BEGIN Stored rows

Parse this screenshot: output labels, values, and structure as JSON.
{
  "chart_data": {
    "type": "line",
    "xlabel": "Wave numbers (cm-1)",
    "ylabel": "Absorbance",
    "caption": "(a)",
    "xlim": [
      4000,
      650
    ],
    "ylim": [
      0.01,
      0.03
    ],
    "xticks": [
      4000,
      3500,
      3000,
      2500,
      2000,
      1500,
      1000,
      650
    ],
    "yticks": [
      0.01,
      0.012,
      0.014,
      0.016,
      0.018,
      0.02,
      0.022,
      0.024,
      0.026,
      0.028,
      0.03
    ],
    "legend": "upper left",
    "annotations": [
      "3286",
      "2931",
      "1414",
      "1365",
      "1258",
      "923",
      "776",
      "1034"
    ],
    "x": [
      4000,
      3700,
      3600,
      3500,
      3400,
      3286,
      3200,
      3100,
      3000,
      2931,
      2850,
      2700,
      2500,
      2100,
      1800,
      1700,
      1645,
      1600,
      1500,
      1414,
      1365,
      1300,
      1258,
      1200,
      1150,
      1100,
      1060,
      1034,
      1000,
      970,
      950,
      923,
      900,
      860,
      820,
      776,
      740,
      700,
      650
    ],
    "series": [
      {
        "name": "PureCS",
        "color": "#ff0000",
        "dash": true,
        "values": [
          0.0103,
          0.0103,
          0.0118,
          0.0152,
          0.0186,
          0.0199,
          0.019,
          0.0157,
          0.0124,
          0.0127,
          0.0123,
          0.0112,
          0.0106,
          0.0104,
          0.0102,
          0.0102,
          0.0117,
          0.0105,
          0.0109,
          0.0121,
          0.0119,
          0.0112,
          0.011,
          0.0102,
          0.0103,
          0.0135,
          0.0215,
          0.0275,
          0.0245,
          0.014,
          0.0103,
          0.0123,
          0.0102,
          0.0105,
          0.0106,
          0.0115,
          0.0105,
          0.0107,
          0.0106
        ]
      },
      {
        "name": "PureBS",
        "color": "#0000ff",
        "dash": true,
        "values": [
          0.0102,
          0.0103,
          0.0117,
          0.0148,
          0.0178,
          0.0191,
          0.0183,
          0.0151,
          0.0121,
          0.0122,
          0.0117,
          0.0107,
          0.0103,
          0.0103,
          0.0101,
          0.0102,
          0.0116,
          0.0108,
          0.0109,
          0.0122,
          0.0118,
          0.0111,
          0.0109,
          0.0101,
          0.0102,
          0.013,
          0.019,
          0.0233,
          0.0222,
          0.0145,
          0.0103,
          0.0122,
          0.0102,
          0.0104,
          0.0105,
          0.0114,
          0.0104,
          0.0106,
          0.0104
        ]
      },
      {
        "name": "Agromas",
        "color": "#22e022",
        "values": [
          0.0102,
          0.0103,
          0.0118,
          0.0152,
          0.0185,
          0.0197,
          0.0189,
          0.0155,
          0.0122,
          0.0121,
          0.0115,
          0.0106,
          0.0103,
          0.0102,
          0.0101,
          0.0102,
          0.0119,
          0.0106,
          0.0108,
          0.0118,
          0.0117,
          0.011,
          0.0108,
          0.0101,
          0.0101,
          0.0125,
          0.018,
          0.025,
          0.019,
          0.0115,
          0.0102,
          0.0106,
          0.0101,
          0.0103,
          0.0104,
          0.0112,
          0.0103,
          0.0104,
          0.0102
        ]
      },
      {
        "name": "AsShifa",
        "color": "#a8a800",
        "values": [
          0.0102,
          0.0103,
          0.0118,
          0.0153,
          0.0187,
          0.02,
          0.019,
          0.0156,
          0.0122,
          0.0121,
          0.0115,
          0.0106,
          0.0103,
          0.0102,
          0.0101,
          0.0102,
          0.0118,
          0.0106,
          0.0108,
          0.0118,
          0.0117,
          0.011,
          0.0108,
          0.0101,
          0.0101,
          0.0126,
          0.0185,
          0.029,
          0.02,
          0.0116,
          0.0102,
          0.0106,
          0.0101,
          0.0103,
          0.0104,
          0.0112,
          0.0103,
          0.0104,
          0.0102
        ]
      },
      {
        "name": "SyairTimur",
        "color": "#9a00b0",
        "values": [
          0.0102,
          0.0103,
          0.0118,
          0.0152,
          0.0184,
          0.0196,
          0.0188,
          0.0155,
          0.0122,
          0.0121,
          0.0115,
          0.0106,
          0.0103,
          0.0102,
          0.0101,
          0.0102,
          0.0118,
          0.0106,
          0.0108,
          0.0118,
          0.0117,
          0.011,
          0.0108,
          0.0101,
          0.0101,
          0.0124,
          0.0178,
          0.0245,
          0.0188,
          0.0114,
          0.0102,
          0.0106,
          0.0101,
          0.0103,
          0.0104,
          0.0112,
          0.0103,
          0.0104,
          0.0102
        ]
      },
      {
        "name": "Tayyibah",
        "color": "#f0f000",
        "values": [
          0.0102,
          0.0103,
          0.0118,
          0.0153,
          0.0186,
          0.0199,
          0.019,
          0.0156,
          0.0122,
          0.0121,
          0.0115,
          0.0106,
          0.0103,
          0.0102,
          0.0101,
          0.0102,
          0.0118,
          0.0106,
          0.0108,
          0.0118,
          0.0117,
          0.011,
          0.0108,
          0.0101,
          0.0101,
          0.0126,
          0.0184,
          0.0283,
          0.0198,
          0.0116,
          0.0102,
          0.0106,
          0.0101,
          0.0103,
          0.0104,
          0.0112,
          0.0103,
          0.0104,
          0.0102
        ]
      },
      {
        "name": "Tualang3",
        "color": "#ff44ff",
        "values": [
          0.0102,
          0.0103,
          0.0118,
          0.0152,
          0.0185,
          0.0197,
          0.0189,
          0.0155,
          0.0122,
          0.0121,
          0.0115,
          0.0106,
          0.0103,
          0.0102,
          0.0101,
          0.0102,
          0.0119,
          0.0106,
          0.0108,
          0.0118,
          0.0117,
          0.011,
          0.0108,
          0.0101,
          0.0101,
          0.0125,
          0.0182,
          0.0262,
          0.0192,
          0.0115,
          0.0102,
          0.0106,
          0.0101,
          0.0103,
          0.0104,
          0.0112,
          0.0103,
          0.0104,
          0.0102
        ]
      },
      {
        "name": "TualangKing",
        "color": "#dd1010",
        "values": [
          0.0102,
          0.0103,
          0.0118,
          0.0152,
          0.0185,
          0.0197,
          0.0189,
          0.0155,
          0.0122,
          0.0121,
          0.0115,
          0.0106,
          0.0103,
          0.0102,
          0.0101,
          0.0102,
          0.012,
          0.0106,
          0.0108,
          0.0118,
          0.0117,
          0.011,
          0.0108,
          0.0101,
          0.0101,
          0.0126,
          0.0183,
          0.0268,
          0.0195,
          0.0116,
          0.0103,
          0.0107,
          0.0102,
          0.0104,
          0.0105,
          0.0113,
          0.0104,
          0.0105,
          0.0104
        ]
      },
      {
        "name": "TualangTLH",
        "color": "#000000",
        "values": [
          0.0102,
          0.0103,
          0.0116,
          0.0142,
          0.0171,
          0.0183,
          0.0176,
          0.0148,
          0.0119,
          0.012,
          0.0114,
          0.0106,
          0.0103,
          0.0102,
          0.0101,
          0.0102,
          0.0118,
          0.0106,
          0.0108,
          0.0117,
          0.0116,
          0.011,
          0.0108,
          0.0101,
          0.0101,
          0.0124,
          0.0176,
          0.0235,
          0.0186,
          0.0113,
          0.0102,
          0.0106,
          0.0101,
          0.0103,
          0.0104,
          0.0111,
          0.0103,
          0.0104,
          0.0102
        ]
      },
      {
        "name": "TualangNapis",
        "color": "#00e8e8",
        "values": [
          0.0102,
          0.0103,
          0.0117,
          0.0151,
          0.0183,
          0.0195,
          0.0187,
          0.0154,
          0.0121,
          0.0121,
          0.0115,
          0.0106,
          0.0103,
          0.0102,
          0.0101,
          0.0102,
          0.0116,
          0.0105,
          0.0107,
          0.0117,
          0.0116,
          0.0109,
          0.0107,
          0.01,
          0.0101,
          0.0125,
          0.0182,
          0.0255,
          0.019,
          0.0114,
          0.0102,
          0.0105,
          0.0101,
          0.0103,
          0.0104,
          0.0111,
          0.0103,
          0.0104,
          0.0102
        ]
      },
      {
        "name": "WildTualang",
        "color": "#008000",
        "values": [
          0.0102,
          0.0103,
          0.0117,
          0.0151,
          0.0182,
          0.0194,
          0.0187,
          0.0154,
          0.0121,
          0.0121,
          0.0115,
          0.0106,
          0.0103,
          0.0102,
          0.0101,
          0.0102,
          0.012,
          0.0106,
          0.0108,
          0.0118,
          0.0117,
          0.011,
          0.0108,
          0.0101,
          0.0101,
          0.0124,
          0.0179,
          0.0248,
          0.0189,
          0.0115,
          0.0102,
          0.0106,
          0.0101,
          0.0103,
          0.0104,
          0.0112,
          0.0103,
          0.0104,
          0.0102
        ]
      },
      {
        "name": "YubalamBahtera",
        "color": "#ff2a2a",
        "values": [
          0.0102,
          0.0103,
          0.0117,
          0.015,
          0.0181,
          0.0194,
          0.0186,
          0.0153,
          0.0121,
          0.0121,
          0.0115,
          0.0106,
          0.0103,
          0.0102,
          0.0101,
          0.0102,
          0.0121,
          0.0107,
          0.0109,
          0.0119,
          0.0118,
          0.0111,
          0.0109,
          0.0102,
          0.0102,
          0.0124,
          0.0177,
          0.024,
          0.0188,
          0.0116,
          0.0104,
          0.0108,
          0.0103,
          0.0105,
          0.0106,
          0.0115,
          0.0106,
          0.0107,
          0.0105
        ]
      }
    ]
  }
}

END Stored rows

Work to do >>
Across the records, how many lines contain "name"? Only the number should be given.

Written solution >>
12